* Problem description *
All of the entries must be reproduced exactly, with no images carried over.
————————
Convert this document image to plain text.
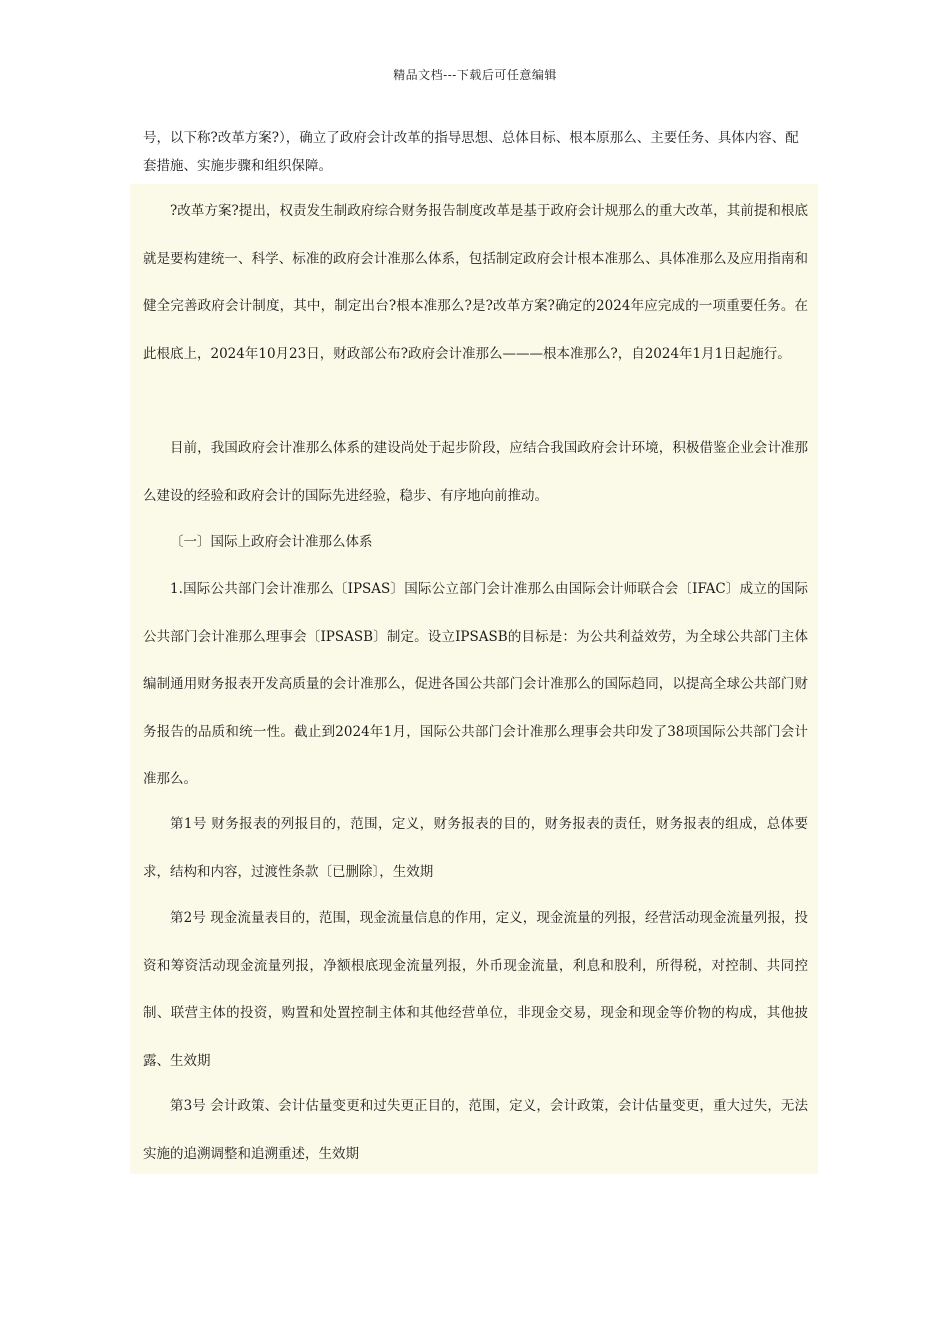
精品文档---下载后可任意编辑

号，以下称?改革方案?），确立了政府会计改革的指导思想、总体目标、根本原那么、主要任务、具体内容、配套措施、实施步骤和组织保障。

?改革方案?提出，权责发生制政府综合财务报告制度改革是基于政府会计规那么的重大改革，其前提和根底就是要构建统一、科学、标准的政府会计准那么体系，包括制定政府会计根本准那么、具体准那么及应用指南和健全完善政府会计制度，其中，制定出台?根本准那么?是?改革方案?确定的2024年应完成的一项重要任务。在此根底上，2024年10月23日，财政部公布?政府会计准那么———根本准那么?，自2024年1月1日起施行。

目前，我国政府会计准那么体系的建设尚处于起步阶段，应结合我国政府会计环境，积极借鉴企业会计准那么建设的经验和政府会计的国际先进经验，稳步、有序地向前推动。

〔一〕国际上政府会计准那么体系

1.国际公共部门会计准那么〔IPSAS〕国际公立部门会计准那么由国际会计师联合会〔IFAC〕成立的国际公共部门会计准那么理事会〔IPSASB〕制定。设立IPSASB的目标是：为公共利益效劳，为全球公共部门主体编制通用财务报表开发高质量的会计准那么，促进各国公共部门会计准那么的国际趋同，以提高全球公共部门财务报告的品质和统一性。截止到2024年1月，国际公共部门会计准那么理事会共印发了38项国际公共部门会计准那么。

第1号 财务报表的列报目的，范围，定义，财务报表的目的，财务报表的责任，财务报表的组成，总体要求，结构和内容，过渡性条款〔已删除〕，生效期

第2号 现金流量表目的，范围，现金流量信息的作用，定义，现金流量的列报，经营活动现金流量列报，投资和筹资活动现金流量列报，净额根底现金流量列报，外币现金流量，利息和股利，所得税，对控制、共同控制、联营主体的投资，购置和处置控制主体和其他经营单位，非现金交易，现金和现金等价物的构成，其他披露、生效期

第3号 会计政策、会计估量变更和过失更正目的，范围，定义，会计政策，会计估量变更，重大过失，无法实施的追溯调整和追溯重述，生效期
————————
* Reply to the task *
Convert this document image to plain text.
精品文档---下载后可任意编辑

号，以下称?改革方案?），确立了政府会计改革的指导思想、总体目标、根本原那么、主要任务、具体内容、配套措施、实施步骤和组织保障。

?改革方案?提出，权责发生制政府综合财务报告制度改革是基于政府会计规那么的重大改革，其前提和根底就是要构建统一、科学、标准的政府会计准那么体系，包括制定政府会计根本准那么、具体准那么及应用指南和健全完善政府会计制度，其中，制定出台?根本准那么?是?改革方案?确定的2024年应完成的一项重要任务。在此根底上，2024年10月23日，财政部公布?政府会计准那么———根本准那么?，自2024年1月1日起施行。

目前，我国政府会计准那么体系的建设尚处于起步阶段，应结合我国政府会计环境，积极借鉴企业会计准那么建设的经验和政府会计的国际先进经验，稳步、有序地向前推动。

〔一〕国际上政府会计准那么体系

1.国际公共部门会计准那么〔IPSAS〕国际公立部门会计准那么由国际会计师联合会〔IFAC〕成立的国际公共部门会计准那么理事会〔IPSASB〕制定。设立IPSASB的目标是：为公共利益效劳，为全球公共部门主体编制通用财务报表开发高质量的会计准那么，促进各国公共部门会计准那么的国际趋同，以提高全球公共部门财务报告的品质和统一性。截止到2024年1月，国际公共部门会计准那么理事会共印发了38项国际公共部门会计准那么。

第1号 财务报表的列报目的，范围，定义，财务报表的目的，财务报表的责任，财务报表的组成，总体要求，结构和内容，过渡性条款〔已删除〕，生效期

第2号 现金流量表目的，范围，现金流量信息的作用，定义，现金流量的列报，经营活动现金流量列报，投资和筹资活动现金流量列报，净额根底现金流量列报，外币现金流量，利息和股利，所得税，对控制、共同控制、联营主体的投资，购置和处置控制主体和其他经营单位，非现金交易，现金和现金等价物的构成，其他披露、生效期

第3号 会计政策、会计估量变更和过失更正目的，范围，定义，会计政策，会计估量变更，重大过失，无法实施的追溯调整和追溯重述，生效期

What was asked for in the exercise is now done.